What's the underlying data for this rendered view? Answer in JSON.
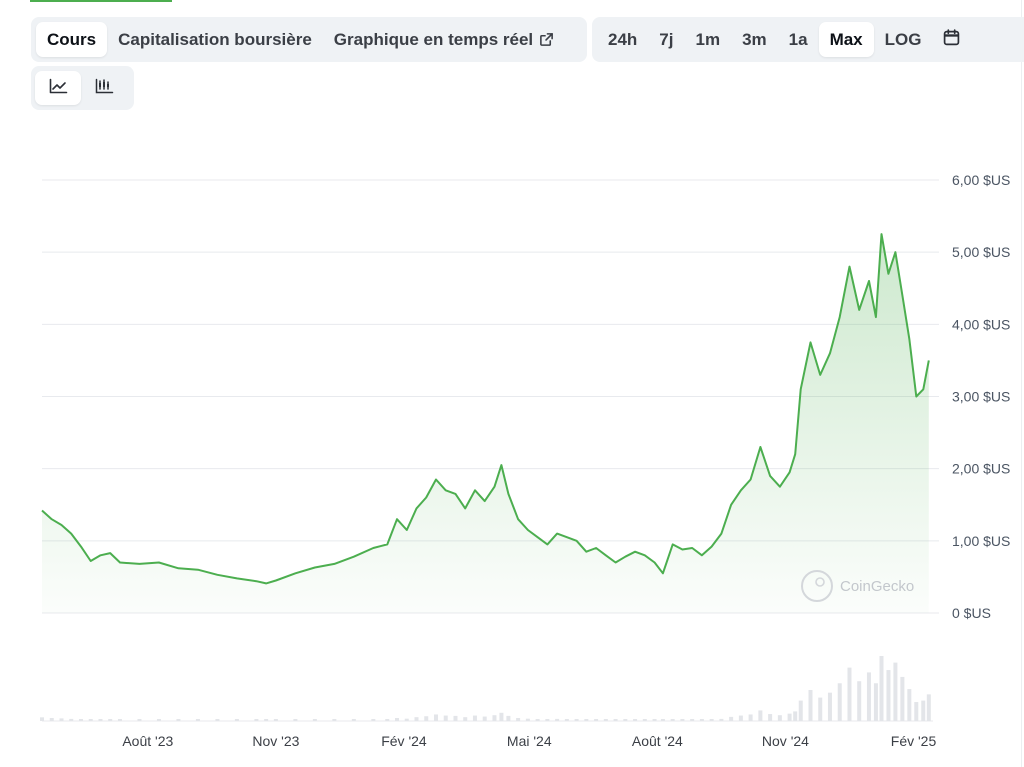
{
  "tabs": [
    {
      "label": "Cours",
      "active": true
    },
    {
      "label": "Capitalisation boursière",
      "active": false
    },
    {
      "label": "Graphique en temps réel",
      "active": false,
      "icon": "external-link-icon"
    }
  ],
  "ranges": [
    {
      "label": "24h",
      "active": false
    },
    {
      "label": "7j",
      "active": false
    },
    {
      "label": "1m",
      "active": false
    },
    {
      "label": "3m",
      "active": false
    },
    {
      "label": "1a",
      "active": false
    },
    {
      "label": "Max",
      "active": true
    },
    {
      "label": "LOG",
      "active": false
    }
  ],
  "range_extra_icon": "calendar-icon",
  "chart_types": [
    {
      "icon": "line-chart-icon",
      "active": true
    },
    {
      "icon": "candlestick-chart-icon",
      "active": false
    }
  ],
  "watermark": "CoinGecko",
  "colors": {
    "line": "#4cae4f",
    "fill": "#4cae4f"
  },
  "chart_data": {
    "type": "area",
    "ylim": [
      0,
      6
    ],
    "y_ticks": [
      0,
      1,
      2,
      3,
      4,
      5,
      6
    ],
    "y_tick_labels": [
      "0 $US",
      "1,00 $US",
      "2,00 $US",
      "3,00 $US",
      "4,00 $US",
      "5,00 $US",
      "6,00 $US"
    ],
    "x_tick_labels": [
      "Août '23",
      "Nov '23",
      "Fév '24",
      "Mai '24",
      "Août '24",
      "Nov '24",
      "Fév '25"
    ],
    "x_tick_dates": [
      "2023-08-01",
      "2023-11-01",
      "2024-02-01",
      "2024-05-01",
      "2024-08-01",
      "2024-11-01",
      "2025-02-01"
    ],
    "x_range": [
      "2023-05-17",
      "2025-02-15"
    ],
    "grid": true,
    "series": [
      {
        "points": [
          [
            "2023-05-17",
            1.42
          ],
          [
            "2023-05-24",
            1.3
          ],
          [
            "2023-05-31",
            1.22
          ],
          [
            "2023-06-07",
            1.1
          ],
          [
            "2023-06-14",
            0.92
          ],
          [
            "2023-06-21",
            0.72
          ],
          [
            "2023-06-28",
            0.8
          ],
          [
            "2023-07-05",
            0.83
          ],
          [
            "2023-07-12",
            0.7
          ],
          [
            "2023-07-26",
            0.68
          ],
          [
            "2023-08-09",
            0.7
          ],
          [
            "2023-08-23",
            0.62
          ],
          [
            "2023-09-06",
            0.6
          ],
          [
            "2023-09-20",
            0.53
          ],
          [
            "2023-10-04",
            0.48
          ],
          [
            "2023-10-18",
            0.44
          ],
          [
            "2023-10-25",
            0.41
          ],
          [
            "2023-11-01",
            0.45
          ],
          [
            "2023-11-15",
            0.55
          ],
          [
            "2023-11-29",
            0.63
          ],
          [
            "2023-12-13",
            0.68
          ],
          [
            "2023-12-27",
            0.78
          ],
          [
            "2024-01-10",
            0.9
          ],
          [
            "2024-01-20",
            0.95
          ],
          [
            "2024-01-27",
            1.3
          ],
          [
            "2024-02-03",
            1.15
          ],
          [
            "2024-02-10",
            1.45
          ],
          [
            "2024-02-17",
            1.6
          ],
          [
            "2024-02-24",
            1.85
          ],
          [
            "2024-03-02",
            1.7
          ],
          [
            "2024-03-09",
            1.65
          ],
          [
            "2024-03-16",
            1.45
          ],
          [
            "2024-03-23",
            1.7
          ],
          [
            "2024-03-30",
            1.55
          ],
          [
            "2024-04-06",
            1.75
          ],
          [
            "2024-04-11",
            2.05
          ],
          [
            "2024-04-16",
            1.65
          ],
          [
            "2024-04-23",
            1.3
          ],
          [
            "2024-04-30",
            1.15
          ],
          [
            "2024-05-07",
            1.05
          ],
          [
            "2024-05-14",
            0.95
          ],
          [
            "2024-05-21",
            1.1
          ],
          [
            "2024-05-28",
            1.05
          ],
          [
            "2024-06-04",
            1.0
          ],
          [
            "2024-06-11",
            0.85
          ],
          [
            "2024-06-18",
            0.9
          ],
          [
            "2024-06-25",
            0.8
          ],
          [
            "2024-07-02",
            0.7
          ],
          [
            "2024-07-09",
            0.78
          ],
          [
            "2024-07-16",
            0.85
          ],
          [
            "2024-07-23",
            0.8
          ],
          [
            "2024-07-30",
            0.7
          ],
          [
            "2024-08-05",
            0.55
          ],
          [
            "2024-08-12",
            0.95
          ],
          [
            "2024-08-19",
            0.88
          ],
          [
            "2024-08-26",
            0.9
          ],
          [
            "2024-09-02",
            0.8
          ],
          [
            "2024-09-09",
            0.92
          ],
          [
            "2024-09-16",
            1.1
          ],
          [
            "2024-09-23",
            1.5
          ],
          [
            "2024-09-30",
            1.7
          ],
          [
            "2024-10-07",
            1.85
          ],
          [
            "2024-10-14",
            2.3
          ],
          [
            "2024-10-21",
            1.9
          ],
          [
            "2024-10-28",
            1.75
          ],
          [
            "2024-11-04",
            1.95
          ],
          [
            "2024-11-08",
            2.2
          ],
          [
            "2024-11-12",
            3.1
          ],
          [
            "2024-11-19",
            3.75
          ],
          [
            "2024-11-26",
            3.3
          ],
          [
            "2024-12-03",
            3.6
          ],
          [
            "2024-12-10",
            4.1
          ],
          [
            "2024-12-17",
            4.8
          ],
          [
            "2024-12-24",
            4.2
          ],
          [
            "2024-12-31",
            4.6
          ],
          [
            "2025-01-05",
            4.1
          ],
          [
            "2025-01-09",
            5.25
          ],
          [
            "2025-01-14",
            4.7
          ],
          [
            "2025-01-19",
            5.0
          ],
          [
            "2025-01-24",
            4.4
          ],
          [
            "2025-01-29",
            3.8
          ],
          [
            "2025-02-03",
            3.0
          ],
          [
            "2025-02-08",
            3.1
          ],
          [
            "2025-02-12",
            3.5
          ]
        ]
      }
    ]
  }
}
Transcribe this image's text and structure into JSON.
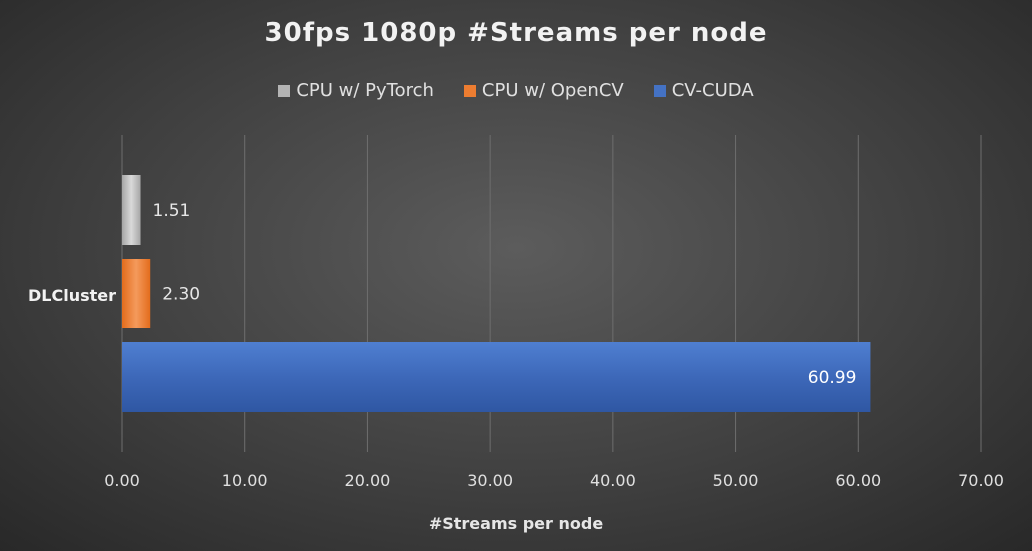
{
  "chart_data": {
    "type": "bar",
    "orientation": "horizontal",
    "title": "30fps 1080p #Streams per node",
    "xlabel": "#Streams per node",
    "ylabel": "",
    "categories": [
      "DLCluster"
    ],
    "series": [
      {
        "name": "CPU w/ PyTorch",
        "values": [
          1.51
        ],
        "color": "#b4b4b4"
      },
      {
        "name": "CPU w/ OpenCV",
        "values": [
          2.3
        ],
        "color": "#ed7d31"
      },
      {
        "name": "CV-CUDA",
        "values": [
          60.99
        ],
        "color": "#4472c4"
      }
    ],
    "data_labels": [
      "1.51",
      "2.30",
      "60.99"
    ],
    "xlim": [
      0,
      70
    ],
    "xticks": [
      "0.00",
      "10.00",
      "20.00",
      "30.00",
      "40.00",
      "50.00",
      "60.00",
      "70.00"
    ],
    "grid": "vertical",
    "legend_position": "top"
  }
}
- - -
Tally the lines of the listing above that include the word "name". Answer with the number alone.

3